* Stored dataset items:
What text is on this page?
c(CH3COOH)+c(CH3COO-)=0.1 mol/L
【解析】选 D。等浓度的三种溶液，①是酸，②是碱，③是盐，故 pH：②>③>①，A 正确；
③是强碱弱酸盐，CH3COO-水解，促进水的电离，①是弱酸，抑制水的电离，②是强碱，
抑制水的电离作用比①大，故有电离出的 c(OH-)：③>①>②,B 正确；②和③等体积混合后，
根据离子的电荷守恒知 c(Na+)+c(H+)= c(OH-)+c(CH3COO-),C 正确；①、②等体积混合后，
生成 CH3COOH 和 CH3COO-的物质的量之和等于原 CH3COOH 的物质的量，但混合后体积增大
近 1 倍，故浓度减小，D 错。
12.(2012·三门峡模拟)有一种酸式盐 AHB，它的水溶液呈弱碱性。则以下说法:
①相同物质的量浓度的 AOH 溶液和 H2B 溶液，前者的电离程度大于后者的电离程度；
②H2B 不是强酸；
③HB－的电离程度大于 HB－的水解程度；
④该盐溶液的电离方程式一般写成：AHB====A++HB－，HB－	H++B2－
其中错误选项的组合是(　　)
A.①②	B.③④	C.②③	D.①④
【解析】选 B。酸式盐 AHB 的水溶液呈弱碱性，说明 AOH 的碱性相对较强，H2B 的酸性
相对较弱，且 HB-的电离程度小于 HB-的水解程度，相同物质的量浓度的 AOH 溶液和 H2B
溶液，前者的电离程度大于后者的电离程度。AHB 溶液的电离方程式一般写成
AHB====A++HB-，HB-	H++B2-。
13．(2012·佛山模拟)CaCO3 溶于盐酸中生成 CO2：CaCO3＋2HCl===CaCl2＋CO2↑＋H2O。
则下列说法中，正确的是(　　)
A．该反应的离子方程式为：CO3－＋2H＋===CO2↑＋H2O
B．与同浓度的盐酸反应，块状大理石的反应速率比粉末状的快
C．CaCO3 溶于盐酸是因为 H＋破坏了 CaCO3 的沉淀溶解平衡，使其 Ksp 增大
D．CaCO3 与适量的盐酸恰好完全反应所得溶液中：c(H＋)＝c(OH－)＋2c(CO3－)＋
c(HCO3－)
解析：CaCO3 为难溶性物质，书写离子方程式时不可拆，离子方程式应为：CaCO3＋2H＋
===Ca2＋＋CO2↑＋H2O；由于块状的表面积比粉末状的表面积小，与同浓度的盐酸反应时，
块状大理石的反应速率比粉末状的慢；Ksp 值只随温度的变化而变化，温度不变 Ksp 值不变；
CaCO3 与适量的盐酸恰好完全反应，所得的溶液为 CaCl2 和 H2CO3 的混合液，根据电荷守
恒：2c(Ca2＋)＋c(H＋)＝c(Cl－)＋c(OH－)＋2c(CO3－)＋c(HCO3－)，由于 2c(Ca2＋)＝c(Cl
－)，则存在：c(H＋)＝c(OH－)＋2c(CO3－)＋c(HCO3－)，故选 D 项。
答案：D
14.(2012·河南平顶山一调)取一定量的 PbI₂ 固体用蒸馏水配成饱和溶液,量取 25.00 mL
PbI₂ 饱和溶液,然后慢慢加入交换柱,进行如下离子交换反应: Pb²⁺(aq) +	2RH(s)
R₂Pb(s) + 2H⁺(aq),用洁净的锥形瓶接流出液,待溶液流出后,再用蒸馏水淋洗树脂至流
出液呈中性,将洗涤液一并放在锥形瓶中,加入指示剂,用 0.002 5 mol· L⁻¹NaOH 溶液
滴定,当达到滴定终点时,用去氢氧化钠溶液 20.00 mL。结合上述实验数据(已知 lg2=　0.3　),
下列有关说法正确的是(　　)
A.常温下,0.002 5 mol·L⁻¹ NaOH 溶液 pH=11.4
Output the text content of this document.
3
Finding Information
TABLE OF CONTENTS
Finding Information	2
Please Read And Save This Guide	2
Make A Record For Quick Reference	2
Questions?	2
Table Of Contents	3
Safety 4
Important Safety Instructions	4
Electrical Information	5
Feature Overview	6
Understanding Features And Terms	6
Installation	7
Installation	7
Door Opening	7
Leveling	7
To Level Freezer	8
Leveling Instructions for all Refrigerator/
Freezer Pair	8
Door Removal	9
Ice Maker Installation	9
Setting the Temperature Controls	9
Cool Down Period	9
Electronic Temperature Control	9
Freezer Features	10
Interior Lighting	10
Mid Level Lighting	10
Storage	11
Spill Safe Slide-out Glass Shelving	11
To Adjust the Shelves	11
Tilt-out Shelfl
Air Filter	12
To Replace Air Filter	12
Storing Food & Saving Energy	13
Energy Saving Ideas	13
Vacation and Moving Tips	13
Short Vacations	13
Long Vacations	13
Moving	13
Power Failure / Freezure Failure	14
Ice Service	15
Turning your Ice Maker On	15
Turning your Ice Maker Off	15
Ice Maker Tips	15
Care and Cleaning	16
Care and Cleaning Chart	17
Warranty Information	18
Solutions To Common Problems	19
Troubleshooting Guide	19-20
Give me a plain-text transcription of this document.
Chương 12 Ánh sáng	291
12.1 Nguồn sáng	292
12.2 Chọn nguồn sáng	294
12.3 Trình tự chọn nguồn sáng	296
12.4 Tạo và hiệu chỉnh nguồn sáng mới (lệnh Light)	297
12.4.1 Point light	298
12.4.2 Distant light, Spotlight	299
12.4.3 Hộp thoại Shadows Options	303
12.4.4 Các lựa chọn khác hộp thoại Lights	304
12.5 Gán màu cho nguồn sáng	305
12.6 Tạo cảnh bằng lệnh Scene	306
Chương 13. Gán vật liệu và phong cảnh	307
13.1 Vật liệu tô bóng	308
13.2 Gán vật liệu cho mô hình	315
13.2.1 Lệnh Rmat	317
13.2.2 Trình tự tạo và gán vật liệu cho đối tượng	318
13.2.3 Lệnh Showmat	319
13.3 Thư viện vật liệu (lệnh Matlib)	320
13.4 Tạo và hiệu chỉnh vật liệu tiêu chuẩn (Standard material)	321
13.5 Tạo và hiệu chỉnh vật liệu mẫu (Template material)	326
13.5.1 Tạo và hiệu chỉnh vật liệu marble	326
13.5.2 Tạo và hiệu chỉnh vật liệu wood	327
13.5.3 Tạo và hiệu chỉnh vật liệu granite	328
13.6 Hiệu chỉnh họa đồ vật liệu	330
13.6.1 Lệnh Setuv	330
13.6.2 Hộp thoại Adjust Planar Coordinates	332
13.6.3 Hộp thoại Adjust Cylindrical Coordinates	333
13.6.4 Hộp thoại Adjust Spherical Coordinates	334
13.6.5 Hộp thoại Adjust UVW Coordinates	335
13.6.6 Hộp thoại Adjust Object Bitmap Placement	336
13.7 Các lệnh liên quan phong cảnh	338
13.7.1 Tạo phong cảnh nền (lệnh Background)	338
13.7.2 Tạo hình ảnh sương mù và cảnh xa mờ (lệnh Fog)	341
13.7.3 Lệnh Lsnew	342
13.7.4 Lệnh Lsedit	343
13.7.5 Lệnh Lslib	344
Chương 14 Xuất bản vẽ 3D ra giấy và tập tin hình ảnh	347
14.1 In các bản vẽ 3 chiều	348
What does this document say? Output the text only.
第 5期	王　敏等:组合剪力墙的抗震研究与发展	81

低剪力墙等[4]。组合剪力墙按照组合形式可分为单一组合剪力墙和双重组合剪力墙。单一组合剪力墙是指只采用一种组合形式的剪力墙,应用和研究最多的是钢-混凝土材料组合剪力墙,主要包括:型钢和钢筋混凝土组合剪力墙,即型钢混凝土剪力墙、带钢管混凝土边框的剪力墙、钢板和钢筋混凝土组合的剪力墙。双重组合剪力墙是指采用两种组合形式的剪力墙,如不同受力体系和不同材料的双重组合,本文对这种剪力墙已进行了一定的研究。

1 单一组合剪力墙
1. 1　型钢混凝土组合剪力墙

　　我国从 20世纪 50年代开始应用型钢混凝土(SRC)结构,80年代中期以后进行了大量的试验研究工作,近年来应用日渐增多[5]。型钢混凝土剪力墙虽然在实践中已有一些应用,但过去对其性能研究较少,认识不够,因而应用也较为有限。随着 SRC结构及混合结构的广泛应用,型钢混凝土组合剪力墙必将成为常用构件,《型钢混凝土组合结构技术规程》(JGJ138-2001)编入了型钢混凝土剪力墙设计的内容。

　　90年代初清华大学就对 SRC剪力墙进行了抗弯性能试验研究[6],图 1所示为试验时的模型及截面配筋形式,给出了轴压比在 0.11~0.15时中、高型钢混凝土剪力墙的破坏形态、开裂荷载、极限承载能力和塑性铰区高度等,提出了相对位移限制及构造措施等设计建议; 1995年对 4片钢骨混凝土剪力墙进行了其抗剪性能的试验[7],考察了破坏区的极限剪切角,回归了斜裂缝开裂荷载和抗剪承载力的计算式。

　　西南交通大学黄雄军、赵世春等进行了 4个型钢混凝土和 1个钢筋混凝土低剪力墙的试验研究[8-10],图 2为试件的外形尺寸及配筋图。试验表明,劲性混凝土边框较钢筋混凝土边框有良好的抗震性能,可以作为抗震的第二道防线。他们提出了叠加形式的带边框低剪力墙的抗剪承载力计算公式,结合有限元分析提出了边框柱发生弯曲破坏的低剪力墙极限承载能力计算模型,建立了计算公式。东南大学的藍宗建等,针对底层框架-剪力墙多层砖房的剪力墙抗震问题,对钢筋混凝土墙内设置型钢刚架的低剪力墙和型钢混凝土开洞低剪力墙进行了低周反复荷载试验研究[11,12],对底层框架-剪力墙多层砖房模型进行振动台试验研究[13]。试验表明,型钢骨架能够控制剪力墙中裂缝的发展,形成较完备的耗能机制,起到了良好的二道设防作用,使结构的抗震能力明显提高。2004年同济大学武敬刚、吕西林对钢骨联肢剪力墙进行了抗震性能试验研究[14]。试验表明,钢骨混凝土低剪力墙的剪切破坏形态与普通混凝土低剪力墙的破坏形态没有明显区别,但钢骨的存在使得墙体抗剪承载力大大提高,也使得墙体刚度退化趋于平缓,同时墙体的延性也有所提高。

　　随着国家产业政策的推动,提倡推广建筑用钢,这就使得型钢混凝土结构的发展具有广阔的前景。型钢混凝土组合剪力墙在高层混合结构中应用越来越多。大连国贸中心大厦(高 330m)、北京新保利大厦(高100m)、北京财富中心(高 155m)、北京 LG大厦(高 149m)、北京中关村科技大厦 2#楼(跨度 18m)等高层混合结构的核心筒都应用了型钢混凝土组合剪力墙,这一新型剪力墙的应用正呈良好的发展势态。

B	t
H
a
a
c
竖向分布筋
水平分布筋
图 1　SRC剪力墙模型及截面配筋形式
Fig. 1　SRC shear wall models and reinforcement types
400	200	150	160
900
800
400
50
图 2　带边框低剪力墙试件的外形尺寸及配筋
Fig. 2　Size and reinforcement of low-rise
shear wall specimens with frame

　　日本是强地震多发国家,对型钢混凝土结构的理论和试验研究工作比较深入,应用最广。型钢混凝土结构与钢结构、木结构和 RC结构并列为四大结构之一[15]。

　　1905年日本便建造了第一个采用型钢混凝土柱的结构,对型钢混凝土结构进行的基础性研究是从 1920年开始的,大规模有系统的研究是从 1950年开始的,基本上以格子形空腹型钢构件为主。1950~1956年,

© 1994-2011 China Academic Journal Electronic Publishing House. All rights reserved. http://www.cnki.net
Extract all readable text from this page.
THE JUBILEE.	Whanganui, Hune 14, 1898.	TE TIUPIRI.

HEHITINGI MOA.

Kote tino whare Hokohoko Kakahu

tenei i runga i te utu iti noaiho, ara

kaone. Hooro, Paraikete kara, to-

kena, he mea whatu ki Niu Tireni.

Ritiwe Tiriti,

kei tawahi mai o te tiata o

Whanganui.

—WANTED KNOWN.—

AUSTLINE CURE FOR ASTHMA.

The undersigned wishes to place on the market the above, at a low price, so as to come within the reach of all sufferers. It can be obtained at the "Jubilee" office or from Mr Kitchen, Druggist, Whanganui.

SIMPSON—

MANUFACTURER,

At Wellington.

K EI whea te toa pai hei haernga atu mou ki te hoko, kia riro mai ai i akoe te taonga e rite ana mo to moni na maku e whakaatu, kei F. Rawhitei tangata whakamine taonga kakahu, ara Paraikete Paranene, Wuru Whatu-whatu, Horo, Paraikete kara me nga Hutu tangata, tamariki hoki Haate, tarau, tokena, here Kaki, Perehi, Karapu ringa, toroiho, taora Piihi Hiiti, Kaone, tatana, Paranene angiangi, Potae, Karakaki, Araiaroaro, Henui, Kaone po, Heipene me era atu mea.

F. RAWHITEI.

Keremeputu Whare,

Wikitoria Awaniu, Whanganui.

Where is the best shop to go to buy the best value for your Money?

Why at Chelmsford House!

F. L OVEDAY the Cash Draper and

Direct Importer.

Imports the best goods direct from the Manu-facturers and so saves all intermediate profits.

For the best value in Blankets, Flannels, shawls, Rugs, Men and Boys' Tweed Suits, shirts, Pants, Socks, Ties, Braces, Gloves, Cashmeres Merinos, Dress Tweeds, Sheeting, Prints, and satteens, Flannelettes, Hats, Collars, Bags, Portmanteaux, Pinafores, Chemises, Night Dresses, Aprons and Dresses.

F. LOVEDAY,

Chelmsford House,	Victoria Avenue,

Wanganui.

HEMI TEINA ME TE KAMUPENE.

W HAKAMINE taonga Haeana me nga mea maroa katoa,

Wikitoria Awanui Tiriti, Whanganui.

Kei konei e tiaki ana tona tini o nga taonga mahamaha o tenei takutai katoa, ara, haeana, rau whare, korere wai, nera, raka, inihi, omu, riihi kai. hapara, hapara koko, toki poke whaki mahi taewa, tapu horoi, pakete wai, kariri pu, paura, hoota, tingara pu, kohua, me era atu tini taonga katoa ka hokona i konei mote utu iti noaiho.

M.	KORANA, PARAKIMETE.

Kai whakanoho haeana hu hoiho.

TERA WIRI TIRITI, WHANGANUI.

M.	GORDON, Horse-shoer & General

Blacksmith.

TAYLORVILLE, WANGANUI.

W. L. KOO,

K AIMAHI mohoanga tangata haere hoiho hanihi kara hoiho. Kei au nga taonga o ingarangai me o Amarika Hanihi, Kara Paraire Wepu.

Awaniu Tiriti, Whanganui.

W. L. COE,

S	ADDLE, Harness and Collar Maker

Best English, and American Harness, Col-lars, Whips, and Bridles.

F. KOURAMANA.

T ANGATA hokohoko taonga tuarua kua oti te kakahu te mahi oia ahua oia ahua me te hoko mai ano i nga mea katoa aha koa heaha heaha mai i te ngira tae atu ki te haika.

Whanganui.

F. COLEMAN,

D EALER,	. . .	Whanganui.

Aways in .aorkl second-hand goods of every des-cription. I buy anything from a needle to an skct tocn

* Exercise requirements:
Only the number is needed: state how many lines in the listing contain "phong".

* Answer for this exercise:
3